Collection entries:
====
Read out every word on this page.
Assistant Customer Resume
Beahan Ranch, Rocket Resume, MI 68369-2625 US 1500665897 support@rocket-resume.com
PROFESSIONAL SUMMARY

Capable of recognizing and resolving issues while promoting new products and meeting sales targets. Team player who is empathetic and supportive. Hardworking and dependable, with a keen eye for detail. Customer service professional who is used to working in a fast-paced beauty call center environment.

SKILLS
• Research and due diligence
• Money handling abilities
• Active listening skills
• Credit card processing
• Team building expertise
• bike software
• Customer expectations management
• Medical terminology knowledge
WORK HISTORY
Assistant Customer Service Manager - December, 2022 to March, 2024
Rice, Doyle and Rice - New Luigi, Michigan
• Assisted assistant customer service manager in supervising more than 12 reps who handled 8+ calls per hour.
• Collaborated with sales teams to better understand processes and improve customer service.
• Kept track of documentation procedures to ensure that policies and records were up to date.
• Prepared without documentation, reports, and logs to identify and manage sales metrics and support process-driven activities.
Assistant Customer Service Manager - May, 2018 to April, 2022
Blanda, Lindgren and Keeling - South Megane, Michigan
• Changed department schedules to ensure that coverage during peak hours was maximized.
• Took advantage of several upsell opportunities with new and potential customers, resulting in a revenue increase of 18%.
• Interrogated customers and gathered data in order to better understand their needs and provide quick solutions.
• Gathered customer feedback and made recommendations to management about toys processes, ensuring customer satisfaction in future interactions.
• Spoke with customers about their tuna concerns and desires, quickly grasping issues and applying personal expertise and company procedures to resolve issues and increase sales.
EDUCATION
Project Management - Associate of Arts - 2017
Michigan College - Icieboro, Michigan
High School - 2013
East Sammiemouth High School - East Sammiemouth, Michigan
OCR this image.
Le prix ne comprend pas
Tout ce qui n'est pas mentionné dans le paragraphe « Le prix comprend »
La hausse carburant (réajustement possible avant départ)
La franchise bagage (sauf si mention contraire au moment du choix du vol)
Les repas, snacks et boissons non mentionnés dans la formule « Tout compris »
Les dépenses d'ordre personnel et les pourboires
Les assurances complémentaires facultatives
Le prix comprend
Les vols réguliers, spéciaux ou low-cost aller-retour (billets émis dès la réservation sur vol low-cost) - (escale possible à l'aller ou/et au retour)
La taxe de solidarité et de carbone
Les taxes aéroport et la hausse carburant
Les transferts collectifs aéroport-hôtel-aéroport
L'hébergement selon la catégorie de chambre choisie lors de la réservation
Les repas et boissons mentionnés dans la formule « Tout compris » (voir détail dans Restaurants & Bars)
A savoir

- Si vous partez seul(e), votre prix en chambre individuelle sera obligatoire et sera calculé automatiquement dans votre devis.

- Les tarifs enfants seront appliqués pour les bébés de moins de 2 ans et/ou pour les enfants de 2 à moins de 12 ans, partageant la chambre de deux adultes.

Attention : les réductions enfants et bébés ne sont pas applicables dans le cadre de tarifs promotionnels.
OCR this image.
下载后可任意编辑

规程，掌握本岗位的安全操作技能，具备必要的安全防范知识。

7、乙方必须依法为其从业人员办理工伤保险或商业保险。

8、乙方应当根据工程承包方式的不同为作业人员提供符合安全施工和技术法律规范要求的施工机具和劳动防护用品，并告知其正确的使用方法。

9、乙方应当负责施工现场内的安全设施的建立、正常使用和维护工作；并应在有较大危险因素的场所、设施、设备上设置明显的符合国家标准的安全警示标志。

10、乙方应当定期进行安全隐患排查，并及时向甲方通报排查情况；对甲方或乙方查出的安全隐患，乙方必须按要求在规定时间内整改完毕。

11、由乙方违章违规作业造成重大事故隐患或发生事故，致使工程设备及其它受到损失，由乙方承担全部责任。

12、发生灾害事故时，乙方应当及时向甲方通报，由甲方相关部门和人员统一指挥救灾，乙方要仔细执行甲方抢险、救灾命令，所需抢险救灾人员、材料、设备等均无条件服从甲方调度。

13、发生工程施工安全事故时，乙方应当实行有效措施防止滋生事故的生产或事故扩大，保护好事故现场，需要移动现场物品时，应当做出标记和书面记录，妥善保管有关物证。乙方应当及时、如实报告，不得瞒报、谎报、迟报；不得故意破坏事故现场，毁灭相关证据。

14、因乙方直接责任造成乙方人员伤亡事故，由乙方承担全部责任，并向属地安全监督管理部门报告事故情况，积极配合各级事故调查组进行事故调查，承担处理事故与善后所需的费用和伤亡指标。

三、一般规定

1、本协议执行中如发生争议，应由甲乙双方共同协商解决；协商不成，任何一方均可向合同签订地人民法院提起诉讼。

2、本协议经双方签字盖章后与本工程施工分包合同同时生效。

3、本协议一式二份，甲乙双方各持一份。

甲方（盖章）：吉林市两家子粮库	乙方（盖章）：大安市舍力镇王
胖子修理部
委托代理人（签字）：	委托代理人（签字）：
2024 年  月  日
====
Written request — Your task is to gather every line with the word "that" and copy it.

Final result —
• Kept track of documentation procedures to ensure that policies and records were up to date.
• Changed department schedules to ensure that coverage during peak hours was maximized.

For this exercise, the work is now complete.